[Selection]:
______
In the third world, they stone a girl to death for being raped.  In the United States, we just give her rapist and de facto murderer a slap on the wrist, and reassure the world that she was asking for it.

Think I’m exaggerating?  Cherice Morales was fourteen when her 49-year-old teacher began to rape her.  Three years later, she killed herself. The reason her story is in the news is because her rapist, Stacey Rambold, got 30 days in jail for the rapes.

After Morales killed herself, Rambold was supposed to complete a sex offender treatment program, but he didn’t.  His case was revived when it was revealed that he was, among other offenses, having unsupervised visits with minors.  His sentencing judge, Judge G. Todd Baugh, who never met the victim, said that she was “as much in control of the situation” as Rambold was, and that she was “older than her chronological age.”  “It was not a violent, forcible, beat-the-victim rape like you see in movies,” he said.  (What kind of movies are you watching, your honor?)
______
[Dataset]:
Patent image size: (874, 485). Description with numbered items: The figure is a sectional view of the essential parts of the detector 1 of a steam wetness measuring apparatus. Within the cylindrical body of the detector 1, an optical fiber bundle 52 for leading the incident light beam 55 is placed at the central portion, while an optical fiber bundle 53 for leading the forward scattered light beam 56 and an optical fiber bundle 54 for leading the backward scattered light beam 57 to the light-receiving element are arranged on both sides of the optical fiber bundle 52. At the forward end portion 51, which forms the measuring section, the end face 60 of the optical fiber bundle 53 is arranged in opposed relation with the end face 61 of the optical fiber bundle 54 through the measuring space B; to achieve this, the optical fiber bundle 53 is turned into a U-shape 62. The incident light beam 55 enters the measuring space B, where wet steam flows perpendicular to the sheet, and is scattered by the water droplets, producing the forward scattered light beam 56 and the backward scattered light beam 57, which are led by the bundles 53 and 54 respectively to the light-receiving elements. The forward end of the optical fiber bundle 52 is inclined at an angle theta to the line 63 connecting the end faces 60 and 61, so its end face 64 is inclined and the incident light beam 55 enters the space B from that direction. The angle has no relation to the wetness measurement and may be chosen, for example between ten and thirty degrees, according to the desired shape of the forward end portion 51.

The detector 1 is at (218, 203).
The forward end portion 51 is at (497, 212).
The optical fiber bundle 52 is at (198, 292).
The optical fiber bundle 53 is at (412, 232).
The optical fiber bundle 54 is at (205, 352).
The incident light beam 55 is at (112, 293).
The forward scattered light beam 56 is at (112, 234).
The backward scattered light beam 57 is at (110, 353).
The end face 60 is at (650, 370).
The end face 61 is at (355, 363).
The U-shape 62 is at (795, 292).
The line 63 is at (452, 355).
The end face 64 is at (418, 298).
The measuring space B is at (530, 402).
______
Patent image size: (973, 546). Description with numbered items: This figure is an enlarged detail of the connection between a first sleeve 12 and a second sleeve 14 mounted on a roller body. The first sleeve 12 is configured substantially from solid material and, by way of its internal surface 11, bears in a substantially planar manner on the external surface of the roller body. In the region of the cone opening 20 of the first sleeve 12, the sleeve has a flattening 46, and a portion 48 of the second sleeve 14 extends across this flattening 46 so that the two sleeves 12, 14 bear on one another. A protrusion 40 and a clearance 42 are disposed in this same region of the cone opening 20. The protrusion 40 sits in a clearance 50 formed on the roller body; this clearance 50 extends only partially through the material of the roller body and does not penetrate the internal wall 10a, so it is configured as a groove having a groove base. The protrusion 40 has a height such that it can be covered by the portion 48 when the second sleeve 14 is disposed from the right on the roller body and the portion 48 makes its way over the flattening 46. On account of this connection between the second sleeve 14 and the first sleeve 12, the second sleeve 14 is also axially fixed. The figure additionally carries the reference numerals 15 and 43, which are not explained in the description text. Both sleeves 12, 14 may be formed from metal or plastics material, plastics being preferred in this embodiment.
______
[Objectives]:
a) List every person named in the passage on the Rambold sentencing.
b) Please resume the passage on the Rambold sentencing, picking up after its final sentence.
The data is separate from the passage on the Rambold sentencing.

[Responses to the exercise]:
a) Cherice Morales, Stacey Rambold, Judge G. Todd Baugh

b)
Yesterday, after there was an outcry, the judge apologized for his statements about Morales.  He says that he doesn’t know what he was trying to say, and that his statements are not relevant to the sentencing.  But he isn’t rescinding the sentencing, either.  Thirty days is what the man gets, minus one day already served.

In this raw and profane piece in xo jane, a woman who suffered repeated statutory rape starting at age 13, reminds us why there are laws about statutory rape in the first place:

The fact is, a 14-year-old girl may be capable of agreeing to sex with a 49-year-old man, but she doesn’t have the emotional and mental maturity to consent.  I was 25 before I realized that every man I’d slept with as a teenager was a pedophile. It seemed to me that since I’d courted the attention, that I was fully culpable. What teenager believes she is not mentally or emotionally capable of full consent? I thought I was an adult, although when I look at the picture of myself from the time period above, I see a child.

I thought I was the exception for these men, the girl so precocious and advanced that it superseded social norms. I thought that I was “older than my chronological age.”

Well, what do you expect from the modern, secular world, right?  What do you expect from a culture that simultaneously glorifies and degrades human sexuality?  Of course you’re going to have needy girls and lecherous men.  Of course there will be suffering and heartache, and innocents will suffer and predators will go free.

But surely we Catholics know better than that, yes?  Surely the Church on earth, imperfect as she is, is a safe haven for the young and vulnerable.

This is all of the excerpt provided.